(Data items)
* BEGIN *

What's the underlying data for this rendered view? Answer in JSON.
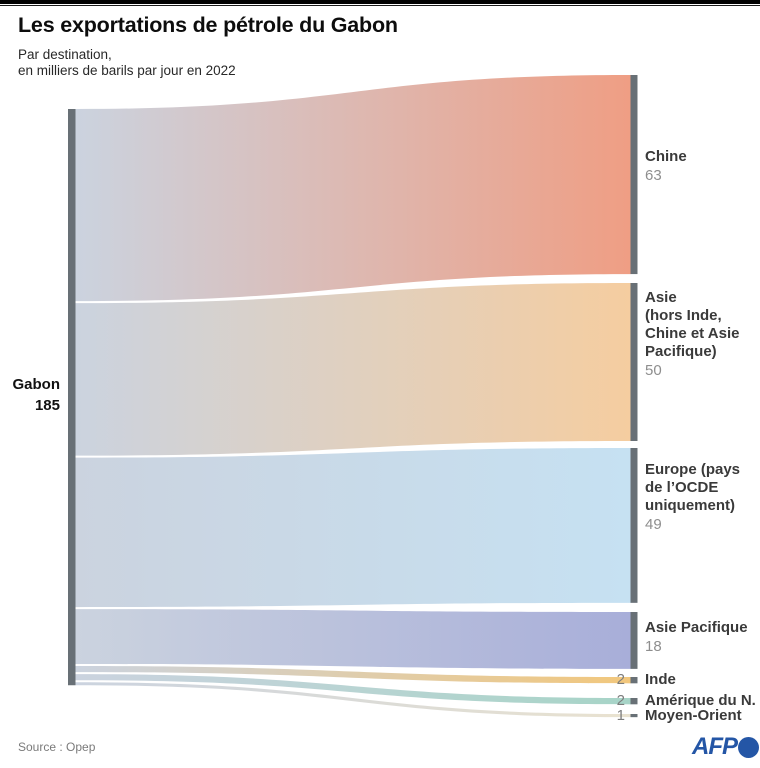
{
  "header": {
    "title": "Les exportations de pétrole du Gabon",
    "subtitle": "Par destination,\nen milliers de barils par jour en 2022"
  },
  "chart_data": {
    "type": "sankey",
    "title": "Les exportations de pétrole du Gabon",
    "subtitle": "Par destination, en milliers de barils par jour en 2022",
    "unit": "milliers de barils par jour",
    "year": "2022",
    "source_node": {
      "label": "Gabon",
      "value": 185
    },
    "links": [
      {
        "target": "Chine",
        "value": 63,
        "color": "#ef9e84"
      },
      {
        "target": "Asie\n(hors Inde,\nChine et Asie\nPacifique)",
        "value": 50,
        "color": "#f5cda0"
      },
      {
        "target": "Europe (pays\nde l’OCDE\nuniquement)",
        "value": 49,
        "color": "#c6e1f2"
      },
      {
        "target": "Asie Pacifique",
        "value": 18,
        "color": "#a8aed9"
      },
      {
        "target": "Inde",
        "value": 2,
        "color": "#f2c77c"
      },
      {
        "target": "Amérique du N.",
        "value": 2,
        "color": "#a7d4c7"
      },
      {
        "target": "Moyen-Orient",
        "value": 1,
        "color": "#e9e2d0"
      }
    ],
    "flow_start_color": "#cbd3df",
    "node_bar_color": "#687076"
  },
  "footer": {
    "source": "Source : Opep",
    "logo": "AFP"
  }
}
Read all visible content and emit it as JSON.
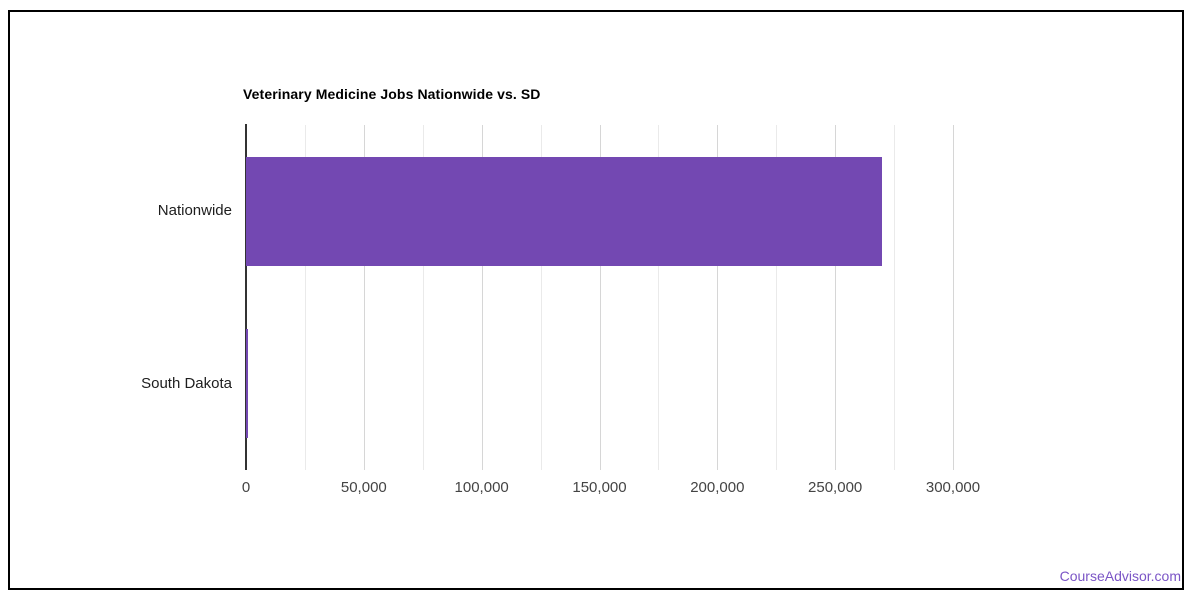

* END *

--- EXERCISE BRIEF ---
Except for the pictures, reproduce every line exactly.

--- FINISHED ANSWER ---
What's the underlying data for this rendered view? Answer in JSON.
{
  "header": {
    "title": "Les exportations de pétrole du Gabon",
    "subtitle": "Par destination,\nen milliers de barils par jour en 2022"
  },
  "chart_data": {
    "type": "sankey",
    "title": "Les exportations de pétrole du Gabon",
    "subtitle": "Par destination, en milliers de barils par jour en 2022",
    "unit": "milliers de barils par jour",
    "year": "2022",
    "source_node": {
      "label": "Gabon",
      "value": 185
    },
    "links": [
      {
        "target": "Chine",
        "value": 63,
        "color": "#ef9e84"
      },
      {
        "target": "Asie\n(hors Inde,\nChine et Asie\nPacifique)",
        "value": 50,
        "color": "#f5cda0"
      },
      {
        "target": "Europe (pays\nde l’OCDE\nuniquement)",
        "value": 49,
        "color": "#c6e1f2"
      },
      {
        "target": "Asie Pacifique",
        "value": 18,
        "color": "#a8aed9"
      },
      {
        "target": "Inde",
        "value": 2,
        "color": "#f2c77c"
      },
      {
        "target": "Amérique du N.",
        "value": 2,
        "color": "#a7d4c7"
      },
      {
        "target": "Moyen-Orient",
        "value": 1,
        "color": "#e9e2d0"
      }
    ],
    "flow_start_color": "#cbd3df",
    "node_bar_color": "#687076"
  },
  "footer": {
    "source": "Source : Opep",
    "logo": "AFP"
  }
}
Read all visible content and emit it as JSON.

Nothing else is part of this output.